§ Stated task: Rewrite the items below, changing each "category-label" to "row-label" and leaving everything else unchanged.

Spatial layout entries
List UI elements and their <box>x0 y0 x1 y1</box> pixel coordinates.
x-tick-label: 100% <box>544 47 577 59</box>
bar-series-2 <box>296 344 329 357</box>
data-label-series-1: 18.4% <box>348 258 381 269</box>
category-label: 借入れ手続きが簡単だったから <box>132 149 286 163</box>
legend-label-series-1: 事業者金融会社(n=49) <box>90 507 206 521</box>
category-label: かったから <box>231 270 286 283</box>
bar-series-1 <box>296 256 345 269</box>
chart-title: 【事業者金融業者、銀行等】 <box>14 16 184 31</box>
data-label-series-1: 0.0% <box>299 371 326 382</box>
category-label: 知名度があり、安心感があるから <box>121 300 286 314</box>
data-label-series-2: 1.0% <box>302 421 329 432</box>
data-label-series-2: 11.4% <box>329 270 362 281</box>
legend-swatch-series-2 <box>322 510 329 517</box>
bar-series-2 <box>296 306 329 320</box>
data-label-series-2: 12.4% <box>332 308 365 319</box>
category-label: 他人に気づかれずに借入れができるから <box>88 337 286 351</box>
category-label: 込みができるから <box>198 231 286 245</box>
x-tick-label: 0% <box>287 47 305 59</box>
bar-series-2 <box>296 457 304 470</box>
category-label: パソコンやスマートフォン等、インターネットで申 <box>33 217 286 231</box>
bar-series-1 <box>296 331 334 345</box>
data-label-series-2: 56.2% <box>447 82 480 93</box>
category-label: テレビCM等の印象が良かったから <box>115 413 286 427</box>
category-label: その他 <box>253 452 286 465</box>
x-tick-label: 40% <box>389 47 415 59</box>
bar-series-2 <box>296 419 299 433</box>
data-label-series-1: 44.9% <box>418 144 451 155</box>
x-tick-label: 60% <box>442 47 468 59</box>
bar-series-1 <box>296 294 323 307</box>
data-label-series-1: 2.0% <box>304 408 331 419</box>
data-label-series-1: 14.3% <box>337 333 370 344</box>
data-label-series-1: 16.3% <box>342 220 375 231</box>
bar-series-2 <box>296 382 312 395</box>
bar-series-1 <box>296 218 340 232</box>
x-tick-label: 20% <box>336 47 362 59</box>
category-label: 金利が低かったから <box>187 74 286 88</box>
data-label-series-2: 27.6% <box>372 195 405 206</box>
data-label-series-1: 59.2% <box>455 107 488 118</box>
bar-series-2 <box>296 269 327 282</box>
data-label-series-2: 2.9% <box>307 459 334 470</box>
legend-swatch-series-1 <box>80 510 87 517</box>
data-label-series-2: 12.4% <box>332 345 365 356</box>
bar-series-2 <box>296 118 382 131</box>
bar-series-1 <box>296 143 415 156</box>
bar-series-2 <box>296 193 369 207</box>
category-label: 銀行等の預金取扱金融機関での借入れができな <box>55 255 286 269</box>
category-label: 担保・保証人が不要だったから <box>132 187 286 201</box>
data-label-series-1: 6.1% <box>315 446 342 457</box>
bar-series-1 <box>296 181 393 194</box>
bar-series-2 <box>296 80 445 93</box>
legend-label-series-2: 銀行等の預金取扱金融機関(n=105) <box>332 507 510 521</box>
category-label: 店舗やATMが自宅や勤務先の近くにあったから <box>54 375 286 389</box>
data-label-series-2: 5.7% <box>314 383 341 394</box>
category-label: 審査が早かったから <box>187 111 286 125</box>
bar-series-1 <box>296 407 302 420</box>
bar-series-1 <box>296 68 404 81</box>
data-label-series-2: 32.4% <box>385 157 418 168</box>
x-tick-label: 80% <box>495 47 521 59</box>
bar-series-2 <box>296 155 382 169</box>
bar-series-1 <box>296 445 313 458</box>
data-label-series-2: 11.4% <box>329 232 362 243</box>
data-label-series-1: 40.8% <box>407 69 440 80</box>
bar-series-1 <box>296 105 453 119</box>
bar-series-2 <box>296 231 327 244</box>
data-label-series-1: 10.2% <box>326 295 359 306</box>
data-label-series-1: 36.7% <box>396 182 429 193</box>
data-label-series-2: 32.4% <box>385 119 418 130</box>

§ Solution to the exercise:
List UI elements and their <box>x0 y0 x1 y1</box> pixel coordinates.
x-tick-label: 100% <box>544 47 577 59</box>
bar-series-2 <box>296 344 329 357</box>
data-label-series-1: 18.4% <box>348 258 381 269</box>
row-label: 借入れ手続きが簡単だったから <box>132 149 286 163</box>
legend-label-series-1: 事業者金融会社(n=49) <box>90 507 206 521</box>
row-label: かったから <box>231 270 286 283</box>
bar-series-1 <box>296 256 345 269</box>
chart-title: 【事業者金融業者、銀行等】 <box>14 16 184 31</box>
data-label-series-1: 0.0% <box>299 371 326 382</box>
row-label: 知名度があり、安心感があるから <box>121 300 286 314</box>
data-label-series-2: 1.0% <box>302 421 329 432</box>
data-label-series-2: 11.4% <box>329 270 362 281</box>
legend-swatch-series-2 <box>322 510 329 517</box>
bar-series-2 <box>296 306 329 320</box>
data-label-series-2: 12.4% <box>332 308 365 319</box>
row-label: 他人に気づかれずに借入れができるから <box>88 337 286 351</box>
row-label: 込みができるから <box>198 231 286 245</box>
x-tick-label: 0% <box>287 47 305 59</box>
bar-series-2 <box>296 457 304 470</box>
row-label: パソコンやスマートフォン等、インターネットで申 <box>33 217 286 231</box>
bar-series-1 <box>296 331 334 345</box>
data-label-series-2: 56.2% <box>447 82 480 93</box>
row-label: テレビCM等の印象が良かったから <box>115 413 286 427</box>
row-label: その他 <box>253 452 286 465</box>
x-tick-label: 40% <box>389 47 415 59</box>
bar-series-2 <box>296 419 299 433</box>
data-label-series-1: 44.9% <box>418 144 451 155</box>
x-tick-label: 60% <box>442 47 468 59</box>
bar-series-1 <box>296 294 323 307</box>
data-label-series-1: 2.0% <box>304 408 331 419</box>
data-label-series-1: 14.3% <box>337 333 370 344</box>
data-label-series-1: 16.3% <box>342 220 375 231</box>
bar-series-2 <box>296 382 312 395</box>
bar-series-1 <box>296 218 340 232</box>
x-tick-label: 20% <box>336 47 362 59</box>
row-label: 金利が低かったから <box>187 74 286 88</box>
data-label-series-2: 27.6% <box>372 195 405 206</box>
data-label-series-1: 59.2% <box>455 107 488 118</box>
bar-series-2 <box>296 269 327 282</box>
data-label-series-2: 2.9% <box>307 459 334 470</box>
legend-swatch-series-1 <box>80 510 87 517</box>
data-label-series-2: 12.4% <box>332 345 365 356</box>
bar-series-2 <box>296 118 382 131</box>
bar-series-1 <box>296 143 415 156</box>
bar-series-2 <box>296 193 369 207</box>
row-label: 銀行等の預金取扱金融機関での借入れができな <box>55 255 286 269</box>
row-label: 担保・保証人が不要だったから <box>132 187 286 201</box>
data-label-series-1: 6.1% <box>315 446 342 457</box>
bar-series-1 <box>296 181 393 194</box>
bar-series-2 <box>296 80 445 93</box>
legend-label-series-2: 銀行等の預金取扱金融機関(n=105) <box>332 507 510 521</box>
row-label: 店舗やATMが自宅や勤務先の近くにあったから <box>54 375 286 389</box>
data-label-series-2: 5.7% <box>314 383 341 394</box>
row-label: 審査が早かったから <box>187 111 286 125</box>
bar-series-1 <box>296 407 302 420</box>
bar-series-1 <box>296 68 404 81</box>
data-label-series-2: 32.4% <box>385 157 418 168</box>
x-tick-label: 80% <box>495 47 521 59</box>
bar-series-2 <box>296 155 382 169</box>
bar-series-1 <box>296 445 313 458</box>
data-label-series-2: 11.4% <box>329 232 362 243</box>
data-label-series-1: 40.8% <box>407 69 440 80</box>
bar-series-1 <box>296 105 453 119</box>
bar-series-2 <box>296 231 327 244</box>
data-label-series-1: 10.2% <box>326 295 359 306</box>
data-label-series-1: 36.7% <box>396 182 429 193</box>
data-label-series-2: 32.4% <box>385 119 418 130</box>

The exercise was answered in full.